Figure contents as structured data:
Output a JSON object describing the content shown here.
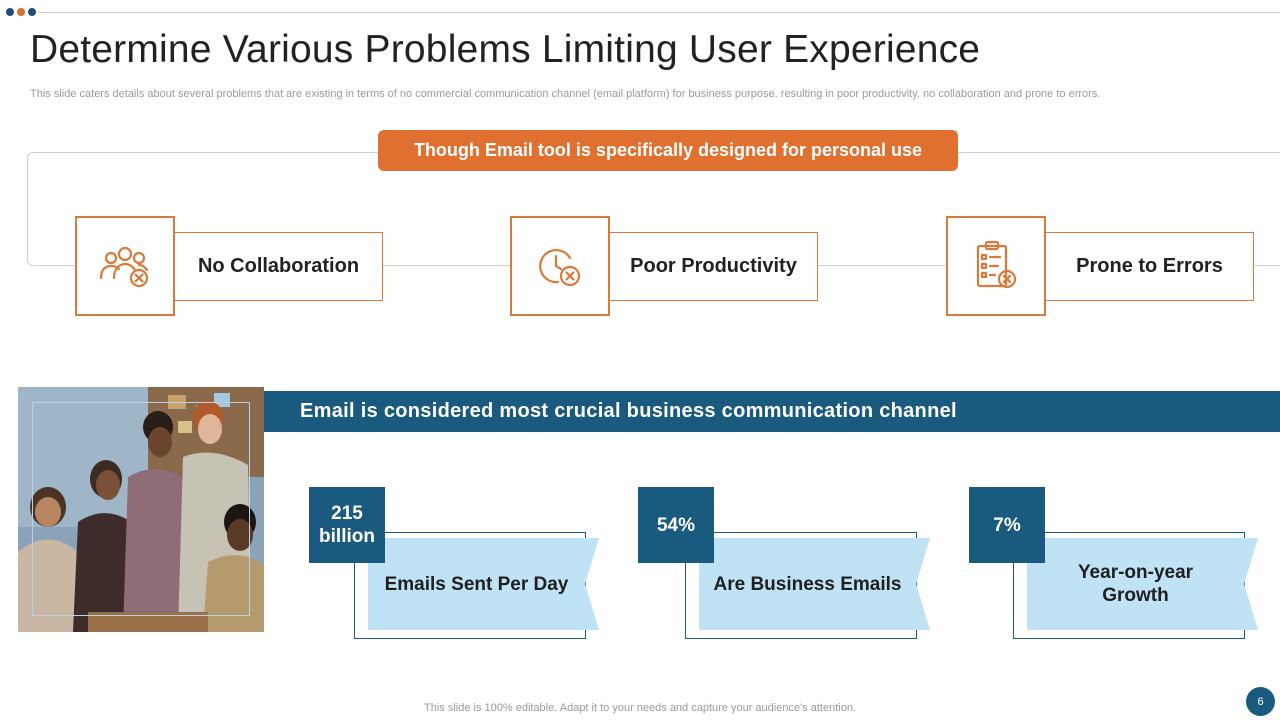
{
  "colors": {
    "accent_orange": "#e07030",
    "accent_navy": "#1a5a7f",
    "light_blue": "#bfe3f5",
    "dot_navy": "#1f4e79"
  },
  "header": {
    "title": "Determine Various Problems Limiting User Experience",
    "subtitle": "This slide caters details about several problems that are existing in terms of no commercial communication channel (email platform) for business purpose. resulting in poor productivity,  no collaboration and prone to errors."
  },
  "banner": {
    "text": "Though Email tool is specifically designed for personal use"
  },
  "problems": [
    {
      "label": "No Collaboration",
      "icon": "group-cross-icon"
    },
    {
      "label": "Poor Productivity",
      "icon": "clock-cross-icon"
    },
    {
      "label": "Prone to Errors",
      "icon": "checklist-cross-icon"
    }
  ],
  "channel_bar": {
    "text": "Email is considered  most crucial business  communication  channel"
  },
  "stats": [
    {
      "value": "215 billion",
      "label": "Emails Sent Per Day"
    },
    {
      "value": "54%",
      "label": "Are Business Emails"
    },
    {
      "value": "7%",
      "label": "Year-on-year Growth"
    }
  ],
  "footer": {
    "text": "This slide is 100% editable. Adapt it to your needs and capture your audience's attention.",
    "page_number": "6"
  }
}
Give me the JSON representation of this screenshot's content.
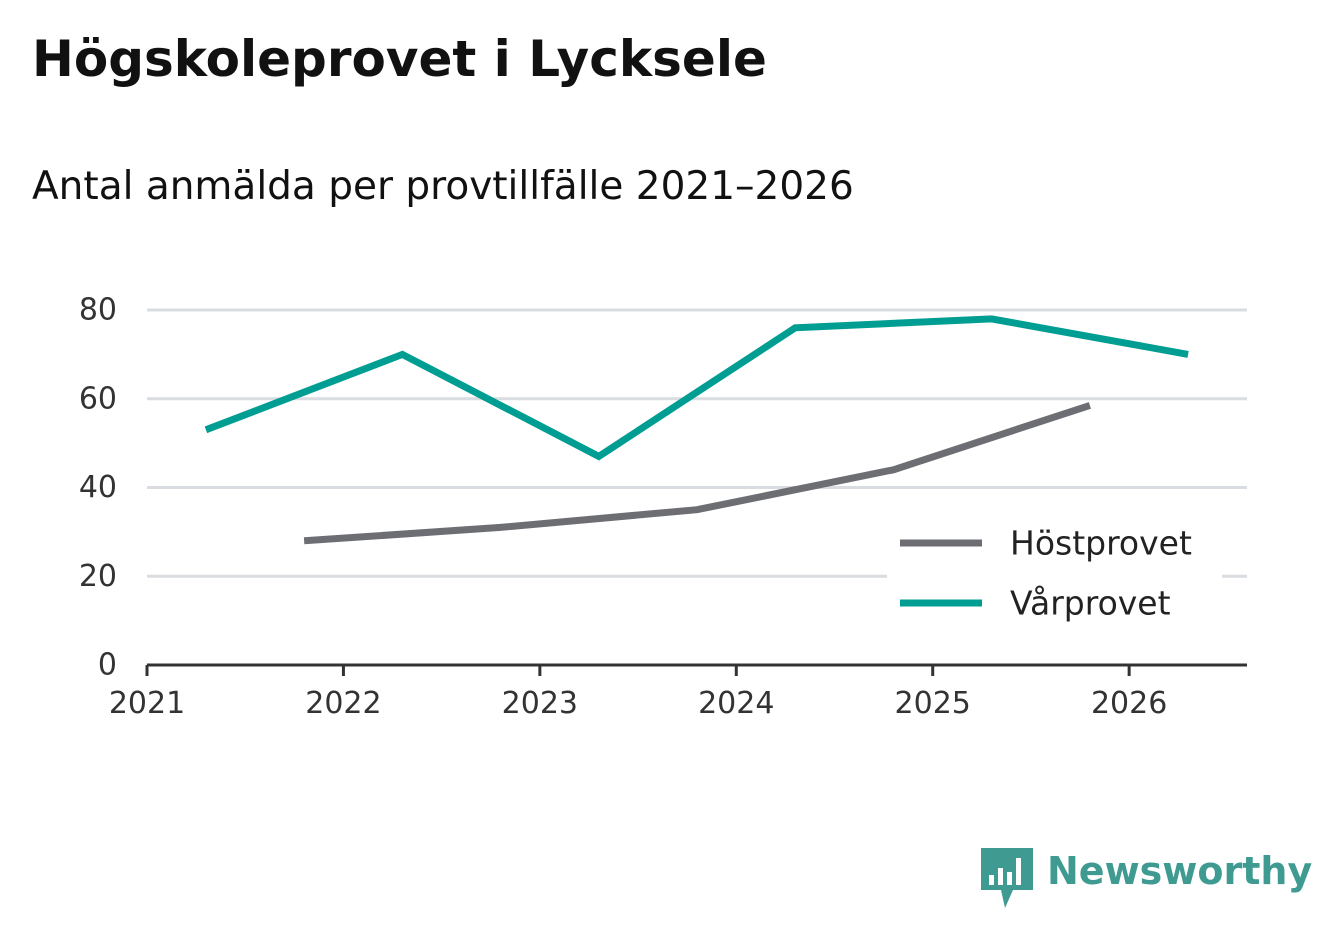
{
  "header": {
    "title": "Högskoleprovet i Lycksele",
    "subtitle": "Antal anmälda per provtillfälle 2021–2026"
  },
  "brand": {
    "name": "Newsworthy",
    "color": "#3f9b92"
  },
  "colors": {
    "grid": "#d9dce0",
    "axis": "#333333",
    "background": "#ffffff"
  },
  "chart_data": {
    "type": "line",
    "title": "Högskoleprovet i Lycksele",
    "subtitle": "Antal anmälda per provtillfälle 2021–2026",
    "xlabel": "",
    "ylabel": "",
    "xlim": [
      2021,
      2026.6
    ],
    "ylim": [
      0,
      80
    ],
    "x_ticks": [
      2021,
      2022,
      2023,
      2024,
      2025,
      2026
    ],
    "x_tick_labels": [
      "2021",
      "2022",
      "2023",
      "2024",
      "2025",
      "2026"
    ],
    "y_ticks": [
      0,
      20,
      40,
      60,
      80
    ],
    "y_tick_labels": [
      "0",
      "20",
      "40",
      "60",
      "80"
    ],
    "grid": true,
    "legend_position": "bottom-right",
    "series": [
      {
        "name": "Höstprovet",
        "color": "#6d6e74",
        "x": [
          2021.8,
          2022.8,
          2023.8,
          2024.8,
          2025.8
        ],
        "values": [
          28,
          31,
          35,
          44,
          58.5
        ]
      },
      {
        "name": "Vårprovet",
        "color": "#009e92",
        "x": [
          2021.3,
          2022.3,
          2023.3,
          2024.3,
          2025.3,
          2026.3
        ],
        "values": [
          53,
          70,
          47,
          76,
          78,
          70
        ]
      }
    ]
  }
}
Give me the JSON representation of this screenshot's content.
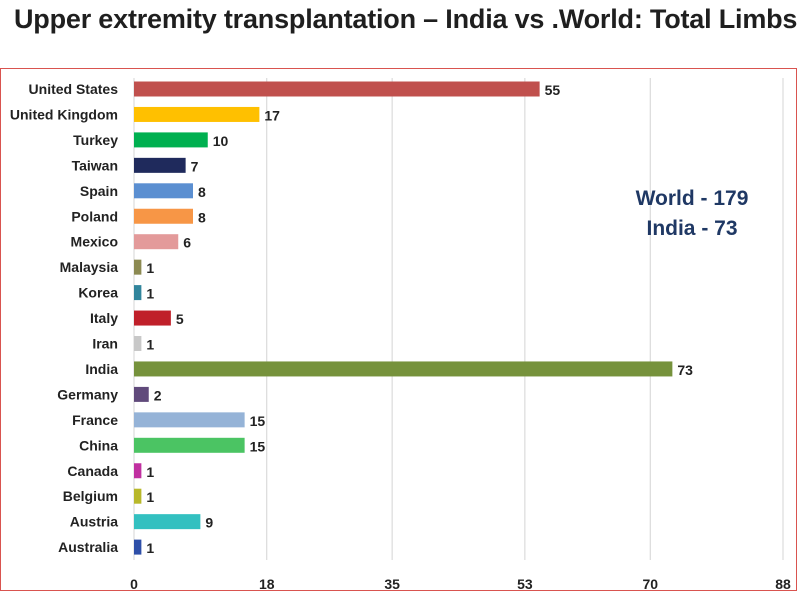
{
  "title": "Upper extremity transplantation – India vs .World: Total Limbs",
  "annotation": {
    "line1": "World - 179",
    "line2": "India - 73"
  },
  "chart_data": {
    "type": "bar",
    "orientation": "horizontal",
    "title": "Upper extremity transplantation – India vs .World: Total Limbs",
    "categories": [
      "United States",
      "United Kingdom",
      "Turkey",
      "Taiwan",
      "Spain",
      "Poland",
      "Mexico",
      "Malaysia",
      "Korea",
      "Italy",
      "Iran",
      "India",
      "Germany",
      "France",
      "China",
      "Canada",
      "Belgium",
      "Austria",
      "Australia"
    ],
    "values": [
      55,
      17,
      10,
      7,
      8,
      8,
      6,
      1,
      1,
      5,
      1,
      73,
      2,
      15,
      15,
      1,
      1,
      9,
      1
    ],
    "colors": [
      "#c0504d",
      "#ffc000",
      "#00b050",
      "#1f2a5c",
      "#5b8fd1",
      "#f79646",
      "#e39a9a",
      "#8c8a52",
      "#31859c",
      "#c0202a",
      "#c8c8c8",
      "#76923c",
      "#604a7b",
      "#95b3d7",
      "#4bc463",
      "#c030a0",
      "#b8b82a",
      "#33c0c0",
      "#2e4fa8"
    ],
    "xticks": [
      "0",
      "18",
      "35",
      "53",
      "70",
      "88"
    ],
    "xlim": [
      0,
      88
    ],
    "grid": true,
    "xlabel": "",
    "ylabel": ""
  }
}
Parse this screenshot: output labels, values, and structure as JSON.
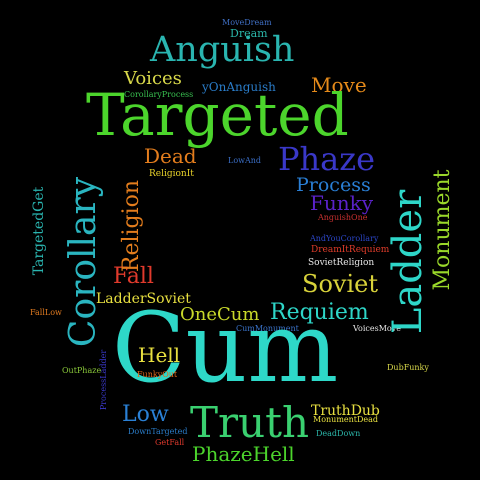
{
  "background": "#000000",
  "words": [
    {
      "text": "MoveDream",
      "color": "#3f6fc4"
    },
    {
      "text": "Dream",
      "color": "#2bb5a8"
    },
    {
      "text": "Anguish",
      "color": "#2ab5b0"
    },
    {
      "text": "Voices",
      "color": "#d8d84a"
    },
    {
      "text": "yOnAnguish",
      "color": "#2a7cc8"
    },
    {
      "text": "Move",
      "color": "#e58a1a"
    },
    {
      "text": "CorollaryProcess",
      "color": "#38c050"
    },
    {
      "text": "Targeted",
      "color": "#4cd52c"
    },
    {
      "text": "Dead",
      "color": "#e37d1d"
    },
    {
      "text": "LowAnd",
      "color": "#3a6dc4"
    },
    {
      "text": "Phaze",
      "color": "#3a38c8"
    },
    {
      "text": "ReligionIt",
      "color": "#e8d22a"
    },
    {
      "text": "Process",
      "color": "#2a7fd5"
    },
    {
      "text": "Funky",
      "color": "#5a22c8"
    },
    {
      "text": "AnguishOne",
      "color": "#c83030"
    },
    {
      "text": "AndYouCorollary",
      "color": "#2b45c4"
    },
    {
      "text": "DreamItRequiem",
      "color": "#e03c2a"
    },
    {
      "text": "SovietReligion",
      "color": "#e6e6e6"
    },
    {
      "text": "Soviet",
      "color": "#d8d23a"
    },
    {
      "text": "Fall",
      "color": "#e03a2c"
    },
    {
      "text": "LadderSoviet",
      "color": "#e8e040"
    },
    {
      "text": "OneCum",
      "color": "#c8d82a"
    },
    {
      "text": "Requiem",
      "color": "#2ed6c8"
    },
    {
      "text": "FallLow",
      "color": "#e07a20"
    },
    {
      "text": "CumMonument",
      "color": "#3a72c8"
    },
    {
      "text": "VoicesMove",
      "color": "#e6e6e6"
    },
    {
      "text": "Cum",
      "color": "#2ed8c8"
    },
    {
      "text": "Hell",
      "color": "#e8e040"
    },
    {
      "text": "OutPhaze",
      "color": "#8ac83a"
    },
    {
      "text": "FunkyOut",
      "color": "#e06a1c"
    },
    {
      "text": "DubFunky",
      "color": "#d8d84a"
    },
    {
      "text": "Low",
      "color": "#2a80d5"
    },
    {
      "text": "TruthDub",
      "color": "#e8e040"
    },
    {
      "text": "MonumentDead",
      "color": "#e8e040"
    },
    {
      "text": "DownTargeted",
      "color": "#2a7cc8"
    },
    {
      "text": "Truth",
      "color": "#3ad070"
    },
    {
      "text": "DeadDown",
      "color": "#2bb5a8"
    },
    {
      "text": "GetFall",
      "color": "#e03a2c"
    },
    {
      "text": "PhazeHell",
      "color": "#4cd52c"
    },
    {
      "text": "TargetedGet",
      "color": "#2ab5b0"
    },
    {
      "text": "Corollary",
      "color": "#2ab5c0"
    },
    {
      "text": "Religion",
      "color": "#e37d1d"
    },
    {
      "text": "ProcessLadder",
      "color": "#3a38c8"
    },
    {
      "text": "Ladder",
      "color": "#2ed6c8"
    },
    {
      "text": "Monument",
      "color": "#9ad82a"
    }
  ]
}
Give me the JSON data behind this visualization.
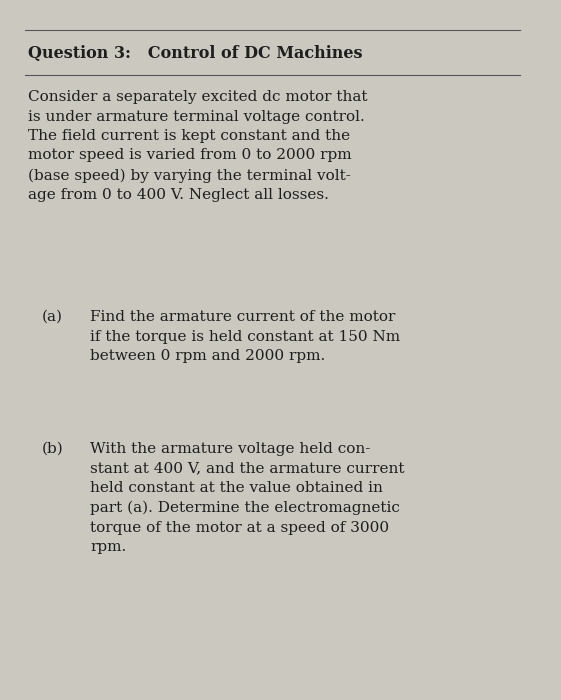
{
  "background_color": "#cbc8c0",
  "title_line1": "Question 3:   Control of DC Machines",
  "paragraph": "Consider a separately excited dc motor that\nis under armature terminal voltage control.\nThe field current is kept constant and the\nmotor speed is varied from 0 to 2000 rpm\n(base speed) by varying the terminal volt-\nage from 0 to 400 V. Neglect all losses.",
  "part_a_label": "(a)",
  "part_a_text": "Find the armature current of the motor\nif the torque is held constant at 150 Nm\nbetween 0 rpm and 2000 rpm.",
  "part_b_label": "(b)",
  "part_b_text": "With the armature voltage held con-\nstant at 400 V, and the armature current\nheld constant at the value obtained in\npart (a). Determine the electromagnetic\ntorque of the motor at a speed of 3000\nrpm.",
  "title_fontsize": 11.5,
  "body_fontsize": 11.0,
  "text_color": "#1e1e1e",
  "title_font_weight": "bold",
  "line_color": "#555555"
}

TASK REQUIREMENTS
From the entries above, copy every line that holds the word "anmälda".

CORRECT RESULT
    "subtitle": "Antal anmälda per provtillfälle 2021–2026"
    "subtitle": "Antal anmälda per provtillfälle 2021–2026",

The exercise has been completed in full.